◆ **Material for this task**
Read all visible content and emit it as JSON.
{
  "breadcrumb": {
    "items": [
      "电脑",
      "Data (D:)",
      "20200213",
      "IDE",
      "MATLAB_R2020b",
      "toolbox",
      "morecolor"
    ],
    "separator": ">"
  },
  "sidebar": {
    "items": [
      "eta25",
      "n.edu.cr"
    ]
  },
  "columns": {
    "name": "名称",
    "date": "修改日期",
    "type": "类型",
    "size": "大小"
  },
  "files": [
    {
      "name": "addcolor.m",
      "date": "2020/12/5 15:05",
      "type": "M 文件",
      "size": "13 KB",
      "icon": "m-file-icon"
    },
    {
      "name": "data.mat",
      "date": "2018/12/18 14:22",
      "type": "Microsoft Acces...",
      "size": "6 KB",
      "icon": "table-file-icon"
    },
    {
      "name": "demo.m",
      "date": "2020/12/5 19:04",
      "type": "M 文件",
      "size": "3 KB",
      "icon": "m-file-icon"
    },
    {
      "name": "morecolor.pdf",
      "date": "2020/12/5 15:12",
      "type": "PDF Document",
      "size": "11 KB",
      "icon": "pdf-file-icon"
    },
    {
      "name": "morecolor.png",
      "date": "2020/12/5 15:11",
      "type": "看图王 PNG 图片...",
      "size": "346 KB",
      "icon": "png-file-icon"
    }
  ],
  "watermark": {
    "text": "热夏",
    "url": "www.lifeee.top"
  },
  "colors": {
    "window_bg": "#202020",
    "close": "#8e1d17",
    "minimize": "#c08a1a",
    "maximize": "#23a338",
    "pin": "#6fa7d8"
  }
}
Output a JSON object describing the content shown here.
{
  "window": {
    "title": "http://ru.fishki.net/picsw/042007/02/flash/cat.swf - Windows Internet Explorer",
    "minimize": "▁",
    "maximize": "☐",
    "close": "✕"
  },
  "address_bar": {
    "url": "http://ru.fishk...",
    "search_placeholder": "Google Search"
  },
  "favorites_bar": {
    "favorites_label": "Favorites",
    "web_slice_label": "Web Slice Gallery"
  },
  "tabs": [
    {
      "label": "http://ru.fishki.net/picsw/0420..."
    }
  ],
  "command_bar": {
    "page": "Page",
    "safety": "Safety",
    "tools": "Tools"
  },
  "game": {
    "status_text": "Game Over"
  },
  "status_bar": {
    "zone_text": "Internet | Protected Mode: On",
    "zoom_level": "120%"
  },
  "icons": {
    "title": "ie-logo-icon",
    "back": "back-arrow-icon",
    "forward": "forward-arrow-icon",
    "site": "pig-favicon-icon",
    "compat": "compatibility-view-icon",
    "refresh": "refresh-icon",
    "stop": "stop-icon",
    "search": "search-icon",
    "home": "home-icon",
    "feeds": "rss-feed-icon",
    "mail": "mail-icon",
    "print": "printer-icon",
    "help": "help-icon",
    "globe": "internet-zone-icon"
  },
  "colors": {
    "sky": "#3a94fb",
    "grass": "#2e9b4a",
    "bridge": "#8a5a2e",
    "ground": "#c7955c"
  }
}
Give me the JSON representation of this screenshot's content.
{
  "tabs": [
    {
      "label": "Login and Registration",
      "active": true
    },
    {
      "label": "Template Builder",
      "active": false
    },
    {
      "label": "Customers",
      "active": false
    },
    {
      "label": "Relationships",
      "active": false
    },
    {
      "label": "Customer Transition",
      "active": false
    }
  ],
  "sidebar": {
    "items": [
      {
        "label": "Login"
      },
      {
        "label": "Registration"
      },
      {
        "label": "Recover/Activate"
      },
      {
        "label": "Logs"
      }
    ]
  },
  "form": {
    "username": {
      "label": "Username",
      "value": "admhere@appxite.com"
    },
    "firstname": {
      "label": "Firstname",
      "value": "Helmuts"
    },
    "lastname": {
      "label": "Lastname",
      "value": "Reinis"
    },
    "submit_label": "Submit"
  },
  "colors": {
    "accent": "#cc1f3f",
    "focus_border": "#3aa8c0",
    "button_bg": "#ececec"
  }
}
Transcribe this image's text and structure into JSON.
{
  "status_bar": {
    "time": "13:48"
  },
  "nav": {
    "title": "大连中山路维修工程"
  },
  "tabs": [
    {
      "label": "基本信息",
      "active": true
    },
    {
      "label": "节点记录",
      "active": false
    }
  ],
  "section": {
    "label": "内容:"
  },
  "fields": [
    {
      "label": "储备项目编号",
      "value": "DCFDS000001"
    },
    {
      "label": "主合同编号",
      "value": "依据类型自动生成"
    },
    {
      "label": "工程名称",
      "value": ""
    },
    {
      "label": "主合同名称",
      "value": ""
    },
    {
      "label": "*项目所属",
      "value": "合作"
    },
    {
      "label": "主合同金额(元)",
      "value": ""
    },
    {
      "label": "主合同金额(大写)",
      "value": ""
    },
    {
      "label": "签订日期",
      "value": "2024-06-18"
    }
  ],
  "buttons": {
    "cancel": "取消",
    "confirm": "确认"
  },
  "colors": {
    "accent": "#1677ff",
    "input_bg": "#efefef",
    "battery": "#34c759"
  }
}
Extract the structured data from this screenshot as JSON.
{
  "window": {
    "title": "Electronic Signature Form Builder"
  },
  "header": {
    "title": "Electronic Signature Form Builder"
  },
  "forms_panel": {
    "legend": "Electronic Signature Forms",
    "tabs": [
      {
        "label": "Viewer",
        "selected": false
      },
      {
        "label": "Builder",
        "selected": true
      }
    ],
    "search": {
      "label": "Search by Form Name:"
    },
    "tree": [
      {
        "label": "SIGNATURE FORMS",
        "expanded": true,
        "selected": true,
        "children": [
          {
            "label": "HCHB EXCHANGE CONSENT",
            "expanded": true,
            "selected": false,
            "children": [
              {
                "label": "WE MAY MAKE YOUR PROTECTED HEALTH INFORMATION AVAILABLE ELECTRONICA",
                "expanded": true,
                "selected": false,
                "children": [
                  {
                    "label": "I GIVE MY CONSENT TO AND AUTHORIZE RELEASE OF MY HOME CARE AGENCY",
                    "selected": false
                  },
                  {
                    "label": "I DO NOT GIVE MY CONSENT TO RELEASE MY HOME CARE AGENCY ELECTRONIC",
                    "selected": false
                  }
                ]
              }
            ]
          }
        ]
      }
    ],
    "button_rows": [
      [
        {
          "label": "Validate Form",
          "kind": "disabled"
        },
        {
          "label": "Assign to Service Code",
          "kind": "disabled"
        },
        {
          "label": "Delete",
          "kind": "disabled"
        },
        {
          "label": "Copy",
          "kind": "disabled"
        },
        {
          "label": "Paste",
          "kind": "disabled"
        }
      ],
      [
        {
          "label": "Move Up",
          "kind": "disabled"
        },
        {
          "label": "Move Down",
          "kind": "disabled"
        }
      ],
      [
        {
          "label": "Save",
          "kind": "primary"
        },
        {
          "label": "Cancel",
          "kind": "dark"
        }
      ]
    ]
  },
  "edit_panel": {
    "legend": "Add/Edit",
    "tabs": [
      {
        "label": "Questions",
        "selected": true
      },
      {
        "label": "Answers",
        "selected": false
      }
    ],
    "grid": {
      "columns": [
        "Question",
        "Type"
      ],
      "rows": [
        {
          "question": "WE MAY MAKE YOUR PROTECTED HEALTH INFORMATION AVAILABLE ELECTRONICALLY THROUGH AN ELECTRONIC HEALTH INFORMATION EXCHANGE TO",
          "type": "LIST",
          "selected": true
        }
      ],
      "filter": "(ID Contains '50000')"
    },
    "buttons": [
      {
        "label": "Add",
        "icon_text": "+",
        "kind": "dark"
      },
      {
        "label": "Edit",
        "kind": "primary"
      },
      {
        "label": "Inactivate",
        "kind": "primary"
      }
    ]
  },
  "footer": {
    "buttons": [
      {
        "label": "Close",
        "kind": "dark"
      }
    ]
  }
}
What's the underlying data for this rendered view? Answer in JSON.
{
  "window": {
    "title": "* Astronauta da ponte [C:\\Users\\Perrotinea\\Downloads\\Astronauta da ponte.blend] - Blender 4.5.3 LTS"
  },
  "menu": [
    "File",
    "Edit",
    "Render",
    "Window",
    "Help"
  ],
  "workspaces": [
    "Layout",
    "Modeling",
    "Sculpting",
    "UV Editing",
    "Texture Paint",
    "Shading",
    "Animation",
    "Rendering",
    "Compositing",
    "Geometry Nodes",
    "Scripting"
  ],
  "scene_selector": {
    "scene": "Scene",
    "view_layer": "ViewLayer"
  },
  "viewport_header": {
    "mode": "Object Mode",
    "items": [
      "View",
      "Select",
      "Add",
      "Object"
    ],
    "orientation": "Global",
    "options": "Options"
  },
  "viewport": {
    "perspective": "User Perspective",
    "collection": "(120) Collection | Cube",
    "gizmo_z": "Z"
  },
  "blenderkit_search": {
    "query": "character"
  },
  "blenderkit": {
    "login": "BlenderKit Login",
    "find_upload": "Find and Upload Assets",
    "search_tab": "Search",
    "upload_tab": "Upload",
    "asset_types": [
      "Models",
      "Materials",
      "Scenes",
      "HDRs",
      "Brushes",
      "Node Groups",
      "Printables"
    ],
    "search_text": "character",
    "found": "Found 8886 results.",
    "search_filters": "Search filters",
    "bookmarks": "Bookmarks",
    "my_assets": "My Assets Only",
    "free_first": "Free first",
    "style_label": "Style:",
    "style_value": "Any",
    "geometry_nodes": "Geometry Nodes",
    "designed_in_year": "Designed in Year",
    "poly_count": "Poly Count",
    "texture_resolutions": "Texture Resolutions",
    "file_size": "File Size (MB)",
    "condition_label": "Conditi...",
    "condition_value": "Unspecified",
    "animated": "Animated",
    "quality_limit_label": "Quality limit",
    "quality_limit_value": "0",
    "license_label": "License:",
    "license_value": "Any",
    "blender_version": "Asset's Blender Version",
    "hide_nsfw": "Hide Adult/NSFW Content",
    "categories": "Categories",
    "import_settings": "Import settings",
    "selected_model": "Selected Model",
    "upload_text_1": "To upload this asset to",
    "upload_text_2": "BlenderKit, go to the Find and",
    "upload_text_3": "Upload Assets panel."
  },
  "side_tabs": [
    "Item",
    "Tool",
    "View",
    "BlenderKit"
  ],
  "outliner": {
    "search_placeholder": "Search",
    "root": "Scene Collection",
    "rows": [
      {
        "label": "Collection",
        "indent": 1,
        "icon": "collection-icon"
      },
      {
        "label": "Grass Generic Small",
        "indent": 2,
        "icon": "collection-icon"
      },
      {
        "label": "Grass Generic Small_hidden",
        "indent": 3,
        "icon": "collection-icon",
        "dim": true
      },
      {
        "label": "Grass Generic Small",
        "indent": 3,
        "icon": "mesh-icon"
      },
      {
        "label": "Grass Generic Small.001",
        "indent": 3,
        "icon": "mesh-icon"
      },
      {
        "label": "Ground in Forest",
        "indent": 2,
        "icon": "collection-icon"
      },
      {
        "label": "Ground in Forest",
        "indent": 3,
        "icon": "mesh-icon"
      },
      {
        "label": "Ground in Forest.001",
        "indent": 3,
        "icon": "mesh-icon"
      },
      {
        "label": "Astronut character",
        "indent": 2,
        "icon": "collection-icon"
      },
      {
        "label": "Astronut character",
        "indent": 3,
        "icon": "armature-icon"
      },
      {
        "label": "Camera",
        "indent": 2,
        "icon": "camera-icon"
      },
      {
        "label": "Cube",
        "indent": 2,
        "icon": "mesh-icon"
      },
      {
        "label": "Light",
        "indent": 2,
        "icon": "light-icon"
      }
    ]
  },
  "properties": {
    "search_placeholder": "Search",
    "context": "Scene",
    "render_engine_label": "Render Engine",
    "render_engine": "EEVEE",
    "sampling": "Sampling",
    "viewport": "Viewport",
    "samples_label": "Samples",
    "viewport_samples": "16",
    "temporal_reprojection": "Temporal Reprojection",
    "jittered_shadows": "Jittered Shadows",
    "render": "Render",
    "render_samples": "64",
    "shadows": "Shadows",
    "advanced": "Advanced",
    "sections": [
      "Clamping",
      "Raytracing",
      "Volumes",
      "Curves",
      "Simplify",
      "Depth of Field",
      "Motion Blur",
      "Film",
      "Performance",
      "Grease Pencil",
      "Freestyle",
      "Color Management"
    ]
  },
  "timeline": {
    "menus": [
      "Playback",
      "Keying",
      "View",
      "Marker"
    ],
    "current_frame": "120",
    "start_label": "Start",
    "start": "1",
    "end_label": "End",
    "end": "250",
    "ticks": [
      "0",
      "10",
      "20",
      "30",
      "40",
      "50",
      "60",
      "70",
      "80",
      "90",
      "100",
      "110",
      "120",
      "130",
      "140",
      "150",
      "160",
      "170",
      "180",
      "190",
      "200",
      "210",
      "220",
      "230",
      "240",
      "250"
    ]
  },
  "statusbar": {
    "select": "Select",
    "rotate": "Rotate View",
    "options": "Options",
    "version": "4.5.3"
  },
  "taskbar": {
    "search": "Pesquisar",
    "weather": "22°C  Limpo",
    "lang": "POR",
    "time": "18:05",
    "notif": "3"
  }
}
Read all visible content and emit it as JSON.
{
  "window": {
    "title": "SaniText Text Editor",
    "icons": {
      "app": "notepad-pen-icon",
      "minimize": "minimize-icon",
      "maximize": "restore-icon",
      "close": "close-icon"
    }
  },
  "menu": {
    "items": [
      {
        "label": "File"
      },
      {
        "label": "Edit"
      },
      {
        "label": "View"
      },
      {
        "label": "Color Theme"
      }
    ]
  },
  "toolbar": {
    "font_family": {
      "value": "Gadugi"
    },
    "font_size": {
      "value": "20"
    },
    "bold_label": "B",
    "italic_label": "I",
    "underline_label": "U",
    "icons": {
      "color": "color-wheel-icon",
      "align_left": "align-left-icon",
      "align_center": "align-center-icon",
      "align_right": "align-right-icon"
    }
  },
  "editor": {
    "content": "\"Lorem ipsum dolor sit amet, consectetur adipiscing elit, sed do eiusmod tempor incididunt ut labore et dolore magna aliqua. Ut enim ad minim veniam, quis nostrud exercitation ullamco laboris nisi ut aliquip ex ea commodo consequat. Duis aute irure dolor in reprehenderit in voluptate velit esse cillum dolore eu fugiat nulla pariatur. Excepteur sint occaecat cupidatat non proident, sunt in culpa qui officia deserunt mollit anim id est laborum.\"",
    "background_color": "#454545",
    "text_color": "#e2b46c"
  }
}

◆ **Job**
Return every line of the preceding records in which the word "Nodes" appears.

◆ **Task response**
    "Geometry Nodes",
    "geometry_nodes": "Geometry Nodes",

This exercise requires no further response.